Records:
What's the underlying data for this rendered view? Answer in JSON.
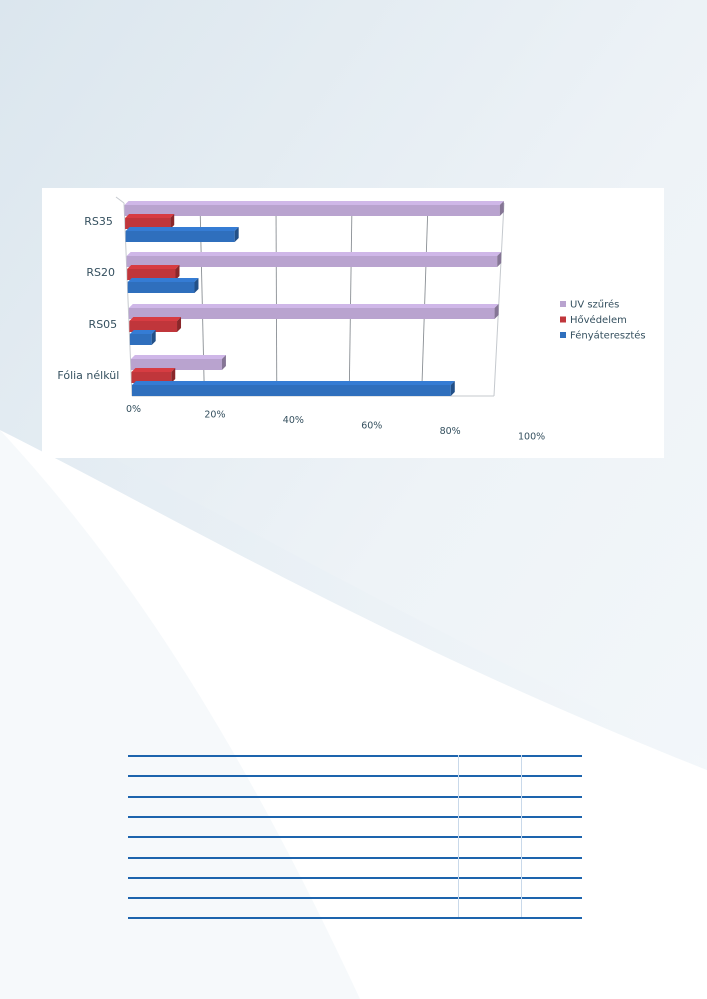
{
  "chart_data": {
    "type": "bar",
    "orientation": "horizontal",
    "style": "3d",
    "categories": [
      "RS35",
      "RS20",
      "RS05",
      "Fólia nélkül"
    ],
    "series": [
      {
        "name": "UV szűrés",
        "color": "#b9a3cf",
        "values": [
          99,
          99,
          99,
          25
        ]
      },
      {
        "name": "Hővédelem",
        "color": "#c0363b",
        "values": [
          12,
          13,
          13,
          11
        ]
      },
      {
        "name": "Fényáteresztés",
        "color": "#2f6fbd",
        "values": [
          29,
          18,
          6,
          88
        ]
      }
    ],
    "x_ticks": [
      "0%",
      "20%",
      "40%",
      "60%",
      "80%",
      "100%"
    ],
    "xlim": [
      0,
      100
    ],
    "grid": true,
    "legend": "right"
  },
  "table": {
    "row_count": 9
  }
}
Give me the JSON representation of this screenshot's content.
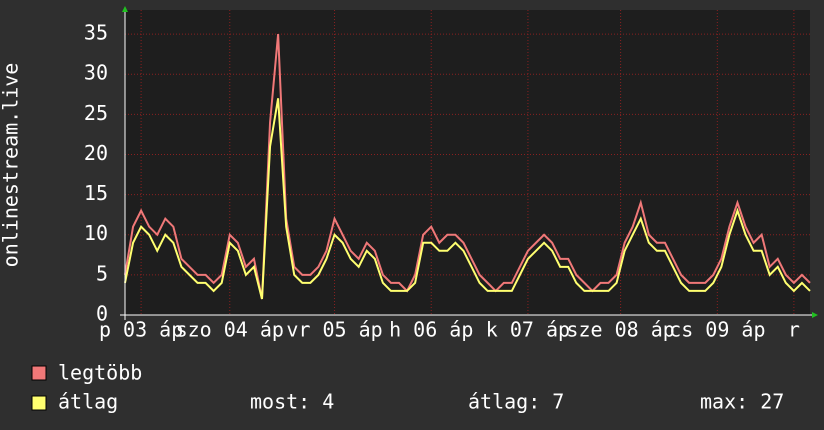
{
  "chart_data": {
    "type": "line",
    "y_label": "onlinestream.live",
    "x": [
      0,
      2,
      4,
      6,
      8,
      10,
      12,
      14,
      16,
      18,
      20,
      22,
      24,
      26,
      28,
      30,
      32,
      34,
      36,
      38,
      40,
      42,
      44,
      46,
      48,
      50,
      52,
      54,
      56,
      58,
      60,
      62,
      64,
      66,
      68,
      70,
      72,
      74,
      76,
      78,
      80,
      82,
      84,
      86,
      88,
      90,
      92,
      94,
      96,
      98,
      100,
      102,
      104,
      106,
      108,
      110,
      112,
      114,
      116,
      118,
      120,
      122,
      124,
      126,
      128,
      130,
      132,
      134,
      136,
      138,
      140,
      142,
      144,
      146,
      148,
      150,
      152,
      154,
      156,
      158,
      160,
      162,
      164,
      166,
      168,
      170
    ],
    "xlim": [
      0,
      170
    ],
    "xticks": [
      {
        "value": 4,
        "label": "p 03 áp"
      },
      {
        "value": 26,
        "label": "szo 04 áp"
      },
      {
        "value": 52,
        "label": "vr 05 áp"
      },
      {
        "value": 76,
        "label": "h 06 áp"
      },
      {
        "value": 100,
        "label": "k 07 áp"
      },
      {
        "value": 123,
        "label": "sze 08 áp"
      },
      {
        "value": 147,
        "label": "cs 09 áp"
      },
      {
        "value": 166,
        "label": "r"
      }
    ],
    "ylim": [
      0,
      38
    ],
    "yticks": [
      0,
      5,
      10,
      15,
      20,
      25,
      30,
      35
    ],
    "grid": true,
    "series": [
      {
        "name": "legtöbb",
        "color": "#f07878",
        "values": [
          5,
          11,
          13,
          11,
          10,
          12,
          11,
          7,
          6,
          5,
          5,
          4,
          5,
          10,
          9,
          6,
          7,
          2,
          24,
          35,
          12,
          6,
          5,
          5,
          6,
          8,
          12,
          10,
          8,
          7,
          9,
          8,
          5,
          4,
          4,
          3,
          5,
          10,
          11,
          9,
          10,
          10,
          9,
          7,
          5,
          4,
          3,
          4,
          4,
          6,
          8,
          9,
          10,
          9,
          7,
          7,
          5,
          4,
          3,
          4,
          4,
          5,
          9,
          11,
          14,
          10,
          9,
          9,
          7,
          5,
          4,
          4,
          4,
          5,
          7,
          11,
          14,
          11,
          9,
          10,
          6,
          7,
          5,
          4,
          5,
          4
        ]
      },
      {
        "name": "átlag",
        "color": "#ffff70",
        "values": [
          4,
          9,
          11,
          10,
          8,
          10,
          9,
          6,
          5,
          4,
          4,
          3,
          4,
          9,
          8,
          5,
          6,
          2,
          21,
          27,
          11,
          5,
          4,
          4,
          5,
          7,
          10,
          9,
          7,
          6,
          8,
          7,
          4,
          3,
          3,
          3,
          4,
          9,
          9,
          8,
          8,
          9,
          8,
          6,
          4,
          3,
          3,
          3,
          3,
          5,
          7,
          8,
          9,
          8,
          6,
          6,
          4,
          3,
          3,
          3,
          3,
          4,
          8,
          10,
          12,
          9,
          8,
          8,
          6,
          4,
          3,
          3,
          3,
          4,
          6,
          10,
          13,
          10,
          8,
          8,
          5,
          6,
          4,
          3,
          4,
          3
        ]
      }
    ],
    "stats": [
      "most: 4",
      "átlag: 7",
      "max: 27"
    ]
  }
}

### What the task asks
Report how many lines in these entries contain "name". Answer with the number only.

### Answer for the task
5